**JOB**
Format the records as a numbered list, from the first line through the line containing "col-cases-3dec-cell: 78: [274, 688, 440, 718]", and leave out any blank lines.

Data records
## Start
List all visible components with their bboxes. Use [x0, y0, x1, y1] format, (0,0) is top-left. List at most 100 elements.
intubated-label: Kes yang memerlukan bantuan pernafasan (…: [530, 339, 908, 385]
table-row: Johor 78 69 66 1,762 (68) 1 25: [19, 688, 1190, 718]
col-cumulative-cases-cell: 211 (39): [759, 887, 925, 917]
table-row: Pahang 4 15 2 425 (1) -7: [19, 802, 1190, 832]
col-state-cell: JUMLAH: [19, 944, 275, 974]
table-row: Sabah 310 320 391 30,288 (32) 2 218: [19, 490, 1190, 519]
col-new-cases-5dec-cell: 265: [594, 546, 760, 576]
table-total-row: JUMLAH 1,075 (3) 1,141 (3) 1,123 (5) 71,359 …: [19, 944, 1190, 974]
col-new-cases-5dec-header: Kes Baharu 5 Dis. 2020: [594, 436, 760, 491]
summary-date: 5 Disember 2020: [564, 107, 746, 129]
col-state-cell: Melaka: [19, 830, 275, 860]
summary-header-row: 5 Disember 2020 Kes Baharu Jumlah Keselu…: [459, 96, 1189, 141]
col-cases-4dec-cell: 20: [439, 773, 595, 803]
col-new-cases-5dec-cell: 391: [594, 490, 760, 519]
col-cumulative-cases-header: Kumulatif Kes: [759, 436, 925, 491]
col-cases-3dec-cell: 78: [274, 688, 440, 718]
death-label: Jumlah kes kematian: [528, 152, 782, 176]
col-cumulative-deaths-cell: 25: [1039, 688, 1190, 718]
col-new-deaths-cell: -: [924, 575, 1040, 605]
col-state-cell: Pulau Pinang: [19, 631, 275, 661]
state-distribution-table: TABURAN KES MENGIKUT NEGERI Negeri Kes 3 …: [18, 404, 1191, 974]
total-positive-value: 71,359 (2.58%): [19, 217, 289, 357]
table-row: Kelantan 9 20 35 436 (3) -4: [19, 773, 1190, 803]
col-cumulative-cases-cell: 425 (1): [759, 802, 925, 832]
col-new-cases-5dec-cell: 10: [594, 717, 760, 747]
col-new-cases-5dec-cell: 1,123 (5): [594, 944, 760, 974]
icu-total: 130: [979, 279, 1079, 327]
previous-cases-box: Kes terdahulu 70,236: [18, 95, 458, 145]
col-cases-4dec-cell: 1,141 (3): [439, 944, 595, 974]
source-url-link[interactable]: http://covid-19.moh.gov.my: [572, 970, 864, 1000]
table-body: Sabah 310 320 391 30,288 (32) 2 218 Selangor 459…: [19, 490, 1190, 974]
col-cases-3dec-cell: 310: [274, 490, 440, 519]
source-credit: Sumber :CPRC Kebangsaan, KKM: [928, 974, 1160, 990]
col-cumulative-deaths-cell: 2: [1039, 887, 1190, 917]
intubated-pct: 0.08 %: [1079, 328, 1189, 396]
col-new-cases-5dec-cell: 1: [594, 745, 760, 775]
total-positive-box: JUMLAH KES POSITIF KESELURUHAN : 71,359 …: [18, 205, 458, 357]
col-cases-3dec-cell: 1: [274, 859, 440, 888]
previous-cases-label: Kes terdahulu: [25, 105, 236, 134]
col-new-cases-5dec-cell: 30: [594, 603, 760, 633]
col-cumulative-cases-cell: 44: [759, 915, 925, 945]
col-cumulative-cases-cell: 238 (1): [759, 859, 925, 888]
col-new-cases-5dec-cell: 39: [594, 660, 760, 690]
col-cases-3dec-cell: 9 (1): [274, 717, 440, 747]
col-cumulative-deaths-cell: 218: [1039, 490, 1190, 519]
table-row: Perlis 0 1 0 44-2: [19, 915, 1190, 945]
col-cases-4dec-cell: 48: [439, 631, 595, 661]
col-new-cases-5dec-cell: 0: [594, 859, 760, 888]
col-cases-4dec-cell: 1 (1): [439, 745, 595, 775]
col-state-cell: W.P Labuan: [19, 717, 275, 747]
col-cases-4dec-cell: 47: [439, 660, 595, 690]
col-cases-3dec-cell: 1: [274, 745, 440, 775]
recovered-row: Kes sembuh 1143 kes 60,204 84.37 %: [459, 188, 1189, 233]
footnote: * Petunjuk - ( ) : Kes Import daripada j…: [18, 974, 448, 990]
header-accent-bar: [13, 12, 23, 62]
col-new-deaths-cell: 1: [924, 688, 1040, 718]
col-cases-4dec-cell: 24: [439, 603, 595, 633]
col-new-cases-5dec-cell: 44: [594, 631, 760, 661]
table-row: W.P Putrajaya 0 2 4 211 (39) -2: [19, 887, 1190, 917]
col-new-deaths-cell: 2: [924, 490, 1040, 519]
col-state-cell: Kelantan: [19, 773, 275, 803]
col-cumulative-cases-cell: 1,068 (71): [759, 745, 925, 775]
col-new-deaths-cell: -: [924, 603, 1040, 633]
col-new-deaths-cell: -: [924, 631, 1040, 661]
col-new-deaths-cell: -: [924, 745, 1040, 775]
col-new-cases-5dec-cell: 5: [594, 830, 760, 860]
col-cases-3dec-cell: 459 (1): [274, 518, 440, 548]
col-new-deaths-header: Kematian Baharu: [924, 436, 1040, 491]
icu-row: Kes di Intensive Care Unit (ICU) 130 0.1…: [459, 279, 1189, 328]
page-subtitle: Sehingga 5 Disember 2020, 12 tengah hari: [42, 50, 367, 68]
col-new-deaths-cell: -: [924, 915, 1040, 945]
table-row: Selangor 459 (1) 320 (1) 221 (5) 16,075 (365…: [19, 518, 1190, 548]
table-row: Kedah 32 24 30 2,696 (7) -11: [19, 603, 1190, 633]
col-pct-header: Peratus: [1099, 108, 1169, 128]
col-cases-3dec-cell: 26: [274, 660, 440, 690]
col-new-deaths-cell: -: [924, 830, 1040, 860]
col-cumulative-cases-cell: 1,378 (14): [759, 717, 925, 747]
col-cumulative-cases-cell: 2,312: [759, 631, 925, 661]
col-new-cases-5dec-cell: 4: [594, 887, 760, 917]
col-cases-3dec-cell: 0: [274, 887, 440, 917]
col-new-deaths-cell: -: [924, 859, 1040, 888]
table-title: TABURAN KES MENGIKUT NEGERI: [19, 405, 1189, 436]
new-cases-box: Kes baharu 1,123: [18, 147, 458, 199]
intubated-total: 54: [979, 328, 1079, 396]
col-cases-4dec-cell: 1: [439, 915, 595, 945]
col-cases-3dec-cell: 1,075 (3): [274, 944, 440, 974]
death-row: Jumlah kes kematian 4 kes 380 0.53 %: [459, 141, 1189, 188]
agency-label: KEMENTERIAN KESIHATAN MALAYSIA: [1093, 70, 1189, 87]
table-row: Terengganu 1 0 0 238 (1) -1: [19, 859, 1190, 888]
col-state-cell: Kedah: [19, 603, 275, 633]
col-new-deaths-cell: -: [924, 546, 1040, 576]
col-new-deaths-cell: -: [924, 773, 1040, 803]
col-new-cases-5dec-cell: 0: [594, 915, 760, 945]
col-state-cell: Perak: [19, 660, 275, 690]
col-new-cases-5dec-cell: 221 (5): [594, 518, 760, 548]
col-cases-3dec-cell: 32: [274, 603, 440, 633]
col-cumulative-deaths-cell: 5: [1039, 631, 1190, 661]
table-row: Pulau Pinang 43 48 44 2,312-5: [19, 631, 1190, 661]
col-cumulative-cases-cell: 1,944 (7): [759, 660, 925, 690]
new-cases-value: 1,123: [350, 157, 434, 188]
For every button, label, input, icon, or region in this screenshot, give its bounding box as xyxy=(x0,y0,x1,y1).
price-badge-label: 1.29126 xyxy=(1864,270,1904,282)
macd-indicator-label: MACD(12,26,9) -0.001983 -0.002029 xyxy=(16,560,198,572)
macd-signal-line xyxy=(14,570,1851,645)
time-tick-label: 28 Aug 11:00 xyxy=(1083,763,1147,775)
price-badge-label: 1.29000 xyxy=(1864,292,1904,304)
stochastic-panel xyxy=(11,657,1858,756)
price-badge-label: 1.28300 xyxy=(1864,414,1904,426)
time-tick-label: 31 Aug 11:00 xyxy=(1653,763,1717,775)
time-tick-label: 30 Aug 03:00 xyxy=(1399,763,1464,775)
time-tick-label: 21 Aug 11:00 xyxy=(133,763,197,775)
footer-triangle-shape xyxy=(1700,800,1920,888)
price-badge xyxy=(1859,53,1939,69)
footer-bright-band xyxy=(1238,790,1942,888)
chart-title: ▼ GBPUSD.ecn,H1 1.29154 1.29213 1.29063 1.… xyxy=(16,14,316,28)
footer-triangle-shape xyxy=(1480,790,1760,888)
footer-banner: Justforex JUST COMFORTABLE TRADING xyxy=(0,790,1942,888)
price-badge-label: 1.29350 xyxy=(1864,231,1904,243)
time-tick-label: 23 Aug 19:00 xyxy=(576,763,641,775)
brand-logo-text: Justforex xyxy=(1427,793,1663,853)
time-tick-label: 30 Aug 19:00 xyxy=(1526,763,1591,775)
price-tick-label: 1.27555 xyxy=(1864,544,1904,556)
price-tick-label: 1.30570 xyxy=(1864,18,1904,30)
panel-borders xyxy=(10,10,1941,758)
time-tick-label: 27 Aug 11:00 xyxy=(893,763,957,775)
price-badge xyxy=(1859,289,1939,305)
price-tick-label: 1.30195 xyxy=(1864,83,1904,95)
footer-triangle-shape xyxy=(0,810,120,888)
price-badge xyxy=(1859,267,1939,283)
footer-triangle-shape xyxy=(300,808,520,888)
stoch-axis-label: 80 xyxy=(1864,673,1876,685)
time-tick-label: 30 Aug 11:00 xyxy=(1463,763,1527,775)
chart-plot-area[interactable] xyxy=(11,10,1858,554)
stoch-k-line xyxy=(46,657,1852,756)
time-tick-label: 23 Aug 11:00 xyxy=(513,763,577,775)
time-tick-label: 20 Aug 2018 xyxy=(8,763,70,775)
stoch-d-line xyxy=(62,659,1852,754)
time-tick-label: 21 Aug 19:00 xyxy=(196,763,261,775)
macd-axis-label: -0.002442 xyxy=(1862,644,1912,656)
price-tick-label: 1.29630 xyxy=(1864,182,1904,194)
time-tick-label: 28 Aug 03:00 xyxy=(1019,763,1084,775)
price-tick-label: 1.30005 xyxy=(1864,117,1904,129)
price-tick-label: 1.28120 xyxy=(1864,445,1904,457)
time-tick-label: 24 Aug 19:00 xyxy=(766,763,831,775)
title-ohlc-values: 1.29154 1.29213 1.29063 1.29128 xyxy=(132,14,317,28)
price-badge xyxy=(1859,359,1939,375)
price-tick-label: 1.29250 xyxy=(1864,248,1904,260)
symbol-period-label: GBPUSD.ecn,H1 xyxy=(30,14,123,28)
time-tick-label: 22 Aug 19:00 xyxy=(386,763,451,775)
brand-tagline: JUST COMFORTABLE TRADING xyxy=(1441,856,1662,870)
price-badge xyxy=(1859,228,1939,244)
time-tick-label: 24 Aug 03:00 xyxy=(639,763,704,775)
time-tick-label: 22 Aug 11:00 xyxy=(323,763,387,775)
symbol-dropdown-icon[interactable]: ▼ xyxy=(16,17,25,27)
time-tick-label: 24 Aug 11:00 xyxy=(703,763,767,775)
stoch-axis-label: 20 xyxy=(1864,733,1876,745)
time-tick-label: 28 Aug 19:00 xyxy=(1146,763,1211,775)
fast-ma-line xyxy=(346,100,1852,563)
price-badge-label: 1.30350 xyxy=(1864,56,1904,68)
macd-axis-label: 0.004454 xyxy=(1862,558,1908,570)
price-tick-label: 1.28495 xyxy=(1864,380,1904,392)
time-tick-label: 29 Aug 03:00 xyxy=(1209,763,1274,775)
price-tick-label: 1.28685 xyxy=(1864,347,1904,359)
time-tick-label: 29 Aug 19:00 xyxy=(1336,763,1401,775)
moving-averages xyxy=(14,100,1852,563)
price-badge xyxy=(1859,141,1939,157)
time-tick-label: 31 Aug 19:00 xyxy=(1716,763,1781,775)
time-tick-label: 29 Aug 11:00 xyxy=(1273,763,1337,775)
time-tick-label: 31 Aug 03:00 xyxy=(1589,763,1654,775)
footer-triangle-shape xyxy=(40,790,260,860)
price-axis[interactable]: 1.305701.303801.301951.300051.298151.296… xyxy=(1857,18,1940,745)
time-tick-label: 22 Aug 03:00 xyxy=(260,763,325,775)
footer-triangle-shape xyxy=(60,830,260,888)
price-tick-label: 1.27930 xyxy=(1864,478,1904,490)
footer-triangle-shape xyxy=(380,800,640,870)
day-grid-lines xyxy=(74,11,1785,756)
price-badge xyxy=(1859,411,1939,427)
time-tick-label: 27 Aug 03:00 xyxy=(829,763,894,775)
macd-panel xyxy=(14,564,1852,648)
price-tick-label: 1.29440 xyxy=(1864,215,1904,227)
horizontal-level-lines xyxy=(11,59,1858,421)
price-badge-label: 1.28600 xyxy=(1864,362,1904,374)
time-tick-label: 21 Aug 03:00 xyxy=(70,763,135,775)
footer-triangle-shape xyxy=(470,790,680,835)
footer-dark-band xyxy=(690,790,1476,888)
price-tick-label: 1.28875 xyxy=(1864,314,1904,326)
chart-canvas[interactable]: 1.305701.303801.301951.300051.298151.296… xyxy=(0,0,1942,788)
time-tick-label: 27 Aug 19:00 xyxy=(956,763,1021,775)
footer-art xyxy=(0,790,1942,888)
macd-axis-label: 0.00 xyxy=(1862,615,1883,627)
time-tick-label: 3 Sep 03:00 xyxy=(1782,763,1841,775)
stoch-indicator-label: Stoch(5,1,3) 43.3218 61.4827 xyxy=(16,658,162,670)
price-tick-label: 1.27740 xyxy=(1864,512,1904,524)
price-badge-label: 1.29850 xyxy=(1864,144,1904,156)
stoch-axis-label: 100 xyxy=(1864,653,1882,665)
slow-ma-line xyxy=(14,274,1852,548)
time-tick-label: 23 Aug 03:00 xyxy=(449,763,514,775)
## End
**RESULT OF THE TASK**
1. List all visible components with their bboxes. Use [x0, y0, x1, y1] format, (0,0) is top-left. List at most 100 elements.
2. intubated-label: Kes yang memerlukan bantuan pernafasan (…: [530, 339, 908, 385]
3. table-row: Johor 78 69 66 1,762 (68) 1 25: [19, 688, 1190, 718]
4. col-cumulative-cases-cell: 211 (39): [759, 887, 925, 917]
5. table-row: Pahang 4 15 2 425 (1) -7: [19, 802, 1190, 832]
6. col-state-cell: JUMLAH: [19, 944, 275, 974]
7. table-row: Sabah 310 320 391 30,288 (32) 2 218: [19, 490, 1190, 519]
8. col-new-cases-5dec-cell: 265: [594, 546, 760, 576]
9. table-total-row: JUMLAH 1,075 (3) 1,141 (3) 1,123 (5) 71,359 …: [19, 944, 1190, 974]
10. col-new-cases-5dec-header: Kes Baharu 5 Dis. 2020: [594, 436, 760, 491]
11. summary-date: 5 Disember 2020: [564, 107, 746, 129]
12. col-state-cell: Melaka: [19, 830, 275, 860]
13. summary-header-row: 5 Disember 2020 Kes Baharu Jumlah Keselu…: [459, 96, 1189, 141]
14. col-cases-4dec-cell: 20: [439, 773, 595, 803]
15. col-new-cases-5dec-cell: 391: [594, 490, 760, 519]
16. col-cumulative-cases-header: Kumulatif Kes: [759, 436, 925, 491]
17. col-cases-3dec-cell: 78: [274, 688, 440, 718]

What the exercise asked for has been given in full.